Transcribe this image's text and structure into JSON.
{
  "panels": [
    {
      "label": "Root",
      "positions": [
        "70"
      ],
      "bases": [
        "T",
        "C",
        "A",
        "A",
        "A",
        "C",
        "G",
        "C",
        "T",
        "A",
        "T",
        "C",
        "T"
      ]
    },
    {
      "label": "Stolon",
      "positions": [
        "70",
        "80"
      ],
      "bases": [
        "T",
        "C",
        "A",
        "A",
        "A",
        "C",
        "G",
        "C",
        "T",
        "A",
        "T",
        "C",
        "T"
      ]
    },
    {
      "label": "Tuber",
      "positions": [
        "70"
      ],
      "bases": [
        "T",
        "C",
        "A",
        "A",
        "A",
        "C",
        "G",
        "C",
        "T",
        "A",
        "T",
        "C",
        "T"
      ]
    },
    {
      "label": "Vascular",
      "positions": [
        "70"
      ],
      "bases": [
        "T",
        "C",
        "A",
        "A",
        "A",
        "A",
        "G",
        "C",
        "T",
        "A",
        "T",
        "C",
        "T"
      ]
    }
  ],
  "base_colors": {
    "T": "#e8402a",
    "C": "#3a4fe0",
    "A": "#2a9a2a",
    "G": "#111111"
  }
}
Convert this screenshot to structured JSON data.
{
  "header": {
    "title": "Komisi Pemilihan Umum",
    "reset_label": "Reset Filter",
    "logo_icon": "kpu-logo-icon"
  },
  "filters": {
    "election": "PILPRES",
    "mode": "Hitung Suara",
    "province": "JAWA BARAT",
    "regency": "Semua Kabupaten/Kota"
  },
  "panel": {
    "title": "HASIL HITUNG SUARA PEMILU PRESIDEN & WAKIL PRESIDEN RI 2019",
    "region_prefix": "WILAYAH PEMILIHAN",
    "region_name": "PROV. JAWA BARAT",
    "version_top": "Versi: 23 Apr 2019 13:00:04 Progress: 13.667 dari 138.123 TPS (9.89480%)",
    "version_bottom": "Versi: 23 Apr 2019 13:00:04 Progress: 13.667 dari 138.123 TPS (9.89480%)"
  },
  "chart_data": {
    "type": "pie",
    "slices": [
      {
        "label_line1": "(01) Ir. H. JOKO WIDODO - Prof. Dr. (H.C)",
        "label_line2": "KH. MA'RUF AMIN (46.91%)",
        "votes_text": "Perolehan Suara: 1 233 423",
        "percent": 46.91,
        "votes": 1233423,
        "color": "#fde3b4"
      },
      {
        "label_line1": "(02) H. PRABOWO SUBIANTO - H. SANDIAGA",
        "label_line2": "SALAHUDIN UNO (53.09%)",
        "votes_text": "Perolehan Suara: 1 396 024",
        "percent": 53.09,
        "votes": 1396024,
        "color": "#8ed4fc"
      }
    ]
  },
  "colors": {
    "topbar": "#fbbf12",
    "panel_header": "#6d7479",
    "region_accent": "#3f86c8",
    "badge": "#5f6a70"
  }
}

-------------------------

» Written problem
Output each entry precisely as given.

» The result
Transcribe this image's text and structure into JSON.
{
  "panels": [
    {
      "label": "Root",
      "positions": [
        "70"
      ],
      "bases": [
        "T",
        "C",
        "A",
        "A",
        "A",
        "C",
        "G",
        "C",
        "T",
        "A",
        "T",
        "C",
        "T"
      ]
    },
    {
      "label": "Stolon",
      "positions": [
        "70",
        "80"
      ],
      "bases": [
        "T",
        "C",
        "A",
        "A",
        "A",
        "C",
        "G",
        "C",
        "T",
        "A",
        "T",
        "C",
        "T"
      ]
    },
    {
      "label": "Tuber",
      "positions": [
        "70"
      ],
      "bases": [
        "T",
        "C",
        "A",
        "A",
        "A",
        "C",
        "G",
        "C",
        "T",
        "A",
        "T",
        "C",
        "T"
      ]
    },
    {
      "label": "Vascular",
      "positions": [
        "70"
      ],
      "bases": [
        "T",
        "C",
        "A",
        "A",
        "A",
        "A",
        "G",
        "C",
        "T",
        "A",
        "T",
        "C",
        "T"
      ]
    }
  ],
  "base_colors": {
    "T": "#e8402a",
    "C": "#3a4fe0",
    "A": "#2a9a2a",
    "G": "#111111"
  }
}
Convert this screenshot to structured JSON data.
{
  "header": {
    "title": "Komisi Pemilihan Umum",
    "reset_label": "Reset Filter",
    "logo_icon": "kpu-logo-icon"
  },
  "filters": {
    "election": "PILPRES",
    "mode": "Hitung Suara",
    "province": "JAWA BARAT",
    "regency": "Semua Kabupaten/Kota"
  },
  "panel": {
    "title": "HASIL HITUNG SUARA PEMILU PRESIDEN & WAKIL PRESIDEN RI 2019",
    "region_prefix": "WILAYAH PEMILIHAN",
    "region_name": "PROV. JAWA BARAT",
    "version_top": "Versi: 23 Apr 2019 13:00:04 Progress: 13.667 dari 138.123 TPS (9.89480%)",
    "version_bottom": "Versi: 23 Apr 2019 13:00:04 Progress: 13.667 dari 138.123 TPS (9.89480%)"
  },
  "chart_data": {
    "type": "pie",
    "slices": [
      {
        "label_line1": "(01) Ir. H. JOKO WIDODO - Prof. Dr. (H.C)",
        "label_line2": "KH. MA'RUF AMIN (46.91%)",
        "votes_text": "Perolehan Suara: 1 233 423",
        "percent": 46.91,
        "votes": 1233423,
        "color": "#fde3b4"
      },
      {
        "label_line1": "(02) H. PRABOWO SUBIANTO - H. SANDIAGA",
        "label_line2": "SALAHUDIN UNO (53.09%)",
        "votes_text": "Perolehan Suara: 1 396 024",
        "percent": 53.09,
        "votes": 1396024,
        "color": "#8ed4fc"
      }
    ]
  },
  "colors": {
    "topbar": "#fbbf12",
    "panel_header": "#6d7479",
    "region_accent": "#3f86c8",
    "badge": "#5f6a70"
  }
}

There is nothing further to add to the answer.